Goal
All of the records below need to be copied exactly.

Source material
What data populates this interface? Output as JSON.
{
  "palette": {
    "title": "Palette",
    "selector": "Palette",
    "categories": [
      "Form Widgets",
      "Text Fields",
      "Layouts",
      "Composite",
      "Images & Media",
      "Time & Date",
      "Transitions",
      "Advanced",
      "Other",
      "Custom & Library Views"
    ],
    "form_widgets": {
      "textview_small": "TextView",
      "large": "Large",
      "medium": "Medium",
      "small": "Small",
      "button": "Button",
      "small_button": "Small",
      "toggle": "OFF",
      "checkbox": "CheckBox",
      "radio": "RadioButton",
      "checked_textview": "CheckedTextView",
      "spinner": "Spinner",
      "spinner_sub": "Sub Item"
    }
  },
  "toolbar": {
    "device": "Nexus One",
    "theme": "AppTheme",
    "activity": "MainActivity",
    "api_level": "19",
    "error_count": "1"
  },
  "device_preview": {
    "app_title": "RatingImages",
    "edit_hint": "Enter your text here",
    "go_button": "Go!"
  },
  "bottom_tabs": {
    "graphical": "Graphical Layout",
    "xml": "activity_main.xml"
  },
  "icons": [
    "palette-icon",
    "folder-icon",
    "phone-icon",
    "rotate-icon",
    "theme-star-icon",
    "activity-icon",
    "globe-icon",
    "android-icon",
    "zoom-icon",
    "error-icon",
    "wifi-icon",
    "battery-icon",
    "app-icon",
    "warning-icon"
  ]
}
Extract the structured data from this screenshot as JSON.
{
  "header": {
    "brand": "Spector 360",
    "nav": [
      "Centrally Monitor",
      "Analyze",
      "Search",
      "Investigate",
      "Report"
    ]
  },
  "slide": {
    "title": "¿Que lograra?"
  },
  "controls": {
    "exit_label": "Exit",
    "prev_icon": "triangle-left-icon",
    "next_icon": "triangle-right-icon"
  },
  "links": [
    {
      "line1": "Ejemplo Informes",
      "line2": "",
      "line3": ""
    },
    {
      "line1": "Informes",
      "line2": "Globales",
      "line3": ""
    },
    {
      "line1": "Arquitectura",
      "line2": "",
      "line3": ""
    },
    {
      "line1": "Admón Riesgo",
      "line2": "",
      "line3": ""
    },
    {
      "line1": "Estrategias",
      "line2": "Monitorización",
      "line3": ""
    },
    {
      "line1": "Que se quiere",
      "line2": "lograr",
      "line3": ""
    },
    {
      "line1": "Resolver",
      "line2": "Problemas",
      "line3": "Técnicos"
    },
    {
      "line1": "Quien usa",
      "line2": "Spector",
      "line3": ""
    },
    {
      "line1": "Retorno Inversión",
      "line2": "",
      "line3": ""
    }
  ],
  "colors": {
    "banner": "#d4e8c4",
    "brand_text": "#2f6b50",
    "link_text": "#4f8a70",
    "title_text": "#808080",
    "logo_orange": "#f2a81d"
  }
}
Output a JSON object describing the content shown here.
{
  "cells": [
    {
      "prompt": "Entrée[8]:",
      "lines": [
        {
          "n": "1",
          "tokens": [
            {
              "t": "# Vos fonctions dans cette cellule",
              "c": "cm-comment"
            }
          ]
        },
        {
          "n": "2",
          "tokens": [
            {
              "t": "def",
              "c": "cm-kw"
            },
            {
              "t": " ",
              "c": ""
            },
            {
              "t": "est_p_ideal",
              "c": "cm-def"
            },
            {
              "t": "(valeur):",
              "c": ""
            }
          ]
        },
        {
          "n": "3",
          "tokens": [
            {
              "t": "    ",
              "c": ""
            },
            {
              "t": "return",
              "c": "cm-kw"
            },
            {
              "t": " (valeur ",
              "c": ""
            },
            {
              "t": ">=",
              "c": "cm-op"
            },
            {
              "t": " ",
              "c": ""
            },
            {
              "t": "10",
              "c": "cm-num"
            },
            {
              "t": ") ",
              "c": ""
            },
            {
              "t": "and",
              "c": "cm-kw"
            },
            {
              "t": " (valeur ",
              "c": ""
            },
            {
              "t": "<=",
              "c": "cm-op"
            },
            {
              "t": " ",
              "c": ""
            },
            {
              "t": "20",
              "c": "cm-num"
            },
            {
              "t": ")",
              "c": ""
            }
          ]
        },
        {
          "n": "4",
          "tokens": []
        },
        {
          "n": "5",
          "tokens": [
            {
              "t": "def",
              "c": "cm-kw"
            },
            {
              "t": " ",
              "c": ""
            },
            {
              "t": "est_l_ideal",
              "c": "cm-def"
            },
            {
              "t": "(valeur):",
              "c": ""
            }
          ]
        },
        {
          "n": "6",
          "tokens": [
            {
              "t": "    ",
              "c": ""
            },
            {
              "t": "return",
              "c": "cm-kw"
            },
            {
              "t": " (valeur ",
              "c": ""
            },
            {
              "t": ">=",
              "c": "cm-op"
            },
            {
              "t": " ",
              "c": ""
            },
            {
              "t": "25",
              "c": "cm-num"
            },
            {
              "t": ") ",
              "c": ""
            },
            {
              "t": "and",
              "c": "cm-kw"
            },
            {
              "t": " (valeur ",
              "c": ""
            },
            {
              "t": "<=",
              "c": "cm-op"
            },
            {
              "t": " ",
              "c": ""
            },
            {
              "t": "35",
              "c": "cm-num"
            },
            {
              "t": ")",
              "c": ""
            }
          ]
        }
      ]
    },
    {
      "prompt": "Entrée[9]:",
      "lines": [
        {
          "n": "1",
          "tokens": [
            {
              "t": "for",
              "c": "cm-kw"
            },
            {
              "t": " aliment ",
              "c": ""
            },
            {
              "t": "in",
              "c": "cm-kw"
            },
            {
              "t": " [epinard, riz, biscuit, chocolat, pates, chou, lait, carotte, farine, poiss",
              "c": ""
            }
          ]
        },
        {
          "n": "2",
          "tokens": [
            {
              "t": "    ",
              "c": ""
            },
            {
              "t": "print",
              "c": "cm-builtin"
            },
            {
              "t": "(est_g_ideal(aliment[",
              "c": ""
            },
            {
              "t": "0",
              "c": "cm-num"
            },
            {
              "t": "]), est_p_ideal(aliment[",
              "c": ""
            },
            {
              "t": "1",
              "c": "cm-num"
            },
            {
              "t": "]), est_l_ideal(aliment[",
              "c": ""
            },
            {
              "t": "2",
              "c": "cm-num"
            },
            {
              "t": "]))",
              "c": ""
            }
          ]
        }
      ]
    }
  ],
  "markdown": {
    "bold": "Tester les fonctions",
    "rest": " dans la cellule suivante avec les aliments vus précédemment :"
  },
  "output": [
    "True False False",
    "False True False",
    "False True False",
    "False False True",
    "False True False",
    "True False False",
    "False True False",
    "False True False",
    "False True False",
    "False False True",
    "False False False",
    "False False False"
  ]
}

Response below
What data populates this interface? Output as JSON.
{
  "palette": {
    "title": "Palette",
    "selector": "Palette",
    "categories": [
      "Form Widgets",
      "Text Fields",
      "Layouts",
      "Composite",
      "Images & Media",
      "Time & Date",
      "Transitions",
      "Advanced",
      "Other",
      "Custom & Library Views"
    ],
    "form_widgets": {
      "textview_small": "TextView",
      "large": "Large",
      "medium": "Medium",
      "small": "Small",
      "button": "Button",
      "small_button": "Small",
      "toggle": "OFF",
      "checkbox": "CheckBox",
      "radio": "RadioButton",
      "checked_textview": "CheckedTextView",
      "spinner": "Spinner",
      "spinner_sub": "Sub Item"
    }
  },
  "toolbar": {
    "device": "Nexus One",
    "theme": "AppTheme",
    "activity": "MainActivity",
    "api_level": "19",
    "error_count": "1"
  },
  "device_preview": {
    "app_title": "RatingImages",
    "edit_hint": "Enter your text here",
    "go_button": "Go!"
  },
  "bottom_tabs": {
    "graphical": "Graphical Layout",
    "xml": "activity_main.xml"
  },
  "icons": [
    "palette-icon",
    "folder-icon",
    "phone-icon",
    "rotate-icon",
    "theme-star-icon",
    "activity-icon",
    "globe-icon",
    "android-icon",
    "zoom-icon",
    "error-icon",
    "wifi-icon",
    "battery-icon",
    "app-icon",
    "warning-icon"
  ]
}
Extract the structured data from this screenshot as JSON.
{
  "header": {
    "brand": "Spector 360",
    "nav": [
      "Centrally Monitor",
      "Analyze",
      "Search",
      "Investigate",
      "Report"
    ]
  },
  "slide": {
    "title": "¿Que lograra?"
  },
  "controls": {
    "exit_label": "Exit",
    "prev_icon": "triangle-left-icon",
    "next_icon": "triangle-right-icon"
  },
  "links": [
    {
      "line1": "Ejemplo Informes",
      "line2": "",
      "line3": ""
    },
    {
      "line1": "Informes",
      "line2": "Globales",
      "line3": ""
    },
    {
      "line1": "Arquitectura",
      "line2": "",
      "line3": ""
    },
    {
      "line1": "Admón Riesgo",
      "line2": "",
      "line3": ""
    },
    {
      "line1": "Estrategias",
      "line2": "Monitorización",
      "line3": ""
    },
    {
      "line1": "Que se quiere",
      "line2": "lograr",
      "line3": ""
    },
    {
      "line1": "Resolver",
      "line2": "Problemas",
      "line3": "Técnicos"
    },
    {
      "line1": "Quien usa",
      "line2": "Spector",
      "line3": ""
    },
    {
      "line1": "Retorno Inversión",
      "line2": "",
      "line3": ""
    }
  ],
  "colors": {
    "banner": "#d4e8c4",
    "brand_text": "#2f6b50",
    "link_text": "#4f8a70",
    "title_text": "#808080",
    "logo_orange": "#f2a81d"
  }
}
Output a JSON object describing the content shown here.
{
  "cells": [
    {
      "prompt": "Entrée[8]:",
      "lines": [
        {
          "n": "1",
          "tokens": [
            {
              "t": "# Vos fonctions dans cette cellule",
              "c": "cm-comment"
            }
          ]
        },
        {
          "n": "2",
          "tokens": [
            {
              "t": "def",
              "c": "cm-kw"
            },
            {
              "t": " ",
              "c": ""
            },
            {
              "t": "est_p_ideal",
              "c": "cm-def"
            },
            {
              "t": "(valeur):",
              "c": ""
            }
          ]
        },
        {
          "n": "3",
          "tokens": [
            {
              "t": "    ",
              "c": ""
            },
            {
              "t": "return",
              "c": "cm-kw"
            },
            {
              "t": " (valeur ",
              "c": ""
            },
            {
              "t": ">=",
              "c": "cm-op"
            },
            {
              "t": " ",
              "c": ""
            },
            {
              "t": "10",
              "c": "cm-num"
            },
            {
              "t": ") ",
              "c": ""
            },
            {
              "t": "and",
              "c": "cm-kw"
            },
            {
              "t": " (valeur ",
              "c": ""
            },
            {
              "t": "<=",
              "c": "cm-op"
            },
            {
              "t": " ",
              "c": ""
            },
            {
              "t": "20",
              "c": "cm-num"
            },
            {
              "t": ")",
              "c": ""
            }
          ]
        },
        {
          "n": "4",
          "tokens": []
        },
        {
          "n": "5",
          "tokens": [
            {
              "t": "def",
              "c": "cm-kw"
            },
            {
              "t": " ",
              "c": ""
            },
            {
              "t": "est_l_ideal",
              "c": "cm-def"
            },
            {
              "t": "(valeur):",
              "c": ""
            }
          ]
        },
        {
          "n": "6",
          "tokens": [
            {
              "t": "    ",
              "c": ""
            },
            {
              "t": "return",
              "c": "cm-kw"
            },
            {
              "t": " (valeur ",
              "c": ""
            },
            {
              "t": ">=",
              "c": "cm-op"
            },
            {
              "t": " ",
              "c": ""
            },
            {
              "t": "25",
              "c": "cm-num"
            },
            {
              "t": ") ",
              "c": ""
            },
            {
              "t": "and",
              "c": "cm-kw"
            },
            {
              "t": " (valeur ",
              "c": ""
            },
            {
              "t": "<=",
              "c": "cm-op"
            },
            {
              "t": " ",
              "c": ""
            },
            {
              "t": "35",
              "c": "cm-num"
            },
            {
              "t": ")",
              "c": ""
            }
          ]
        }
      ]
    },
    {
      "prompt": "Entrée[9]:",
      "lines": [
        {
          "n": "1",
          "tokens": [
            {
              "t": "for",
              "c": "cm-kw"
            },
            {
              "t": " aliment ",
              "c": ""
            },
            {
              "t": "in",
              "c": "cm-kw"
            },
            {
              "t": " [epinard, riz, biscuit, chocolat, pates, chou, lait, carotte, farine, poiss",
              "c": ""
            }
          ]
        },
        {
          "n": "2",
          "tokens": [
            {
              "t": "    ",
              "c": ""
            },
            {
              "t": "print",
              "c": "cm-builtin"
            },
            {
              "t": "(est_g_ideal(aliment[",
              "c": ""
            },
            {
              "t": "0",
              "c": "cm-num"
            },
            {
              "t": "]), est_p_ideal(aliment[",
              "c": ""
            },
            {
              "t": "1",
              "c": "cm-num"
            },
            {
              "t": "]), est_l_ideal(aliment[",
              "c": ""
            },
            {
              "t": "2",
              "c": "cm-num"
            },
            {
              "t": "]))",
              "c": ""
            }
          ]
        }
      ]
    }
  ],
  "markdown": {
    "bold": "Tester les fonctions",
    "rest": " dans la cellule suivante avec les aliments vus précédemment :"
  },
  "output": [
    "True False False",
    "False True False",
    "False True False",
    "False False True",
    "False True False",
    "True False False",
    "False True False",
    "False True False",
    "False True False",
    "False False True",
    "False False False",
    "False False False"
  ]
}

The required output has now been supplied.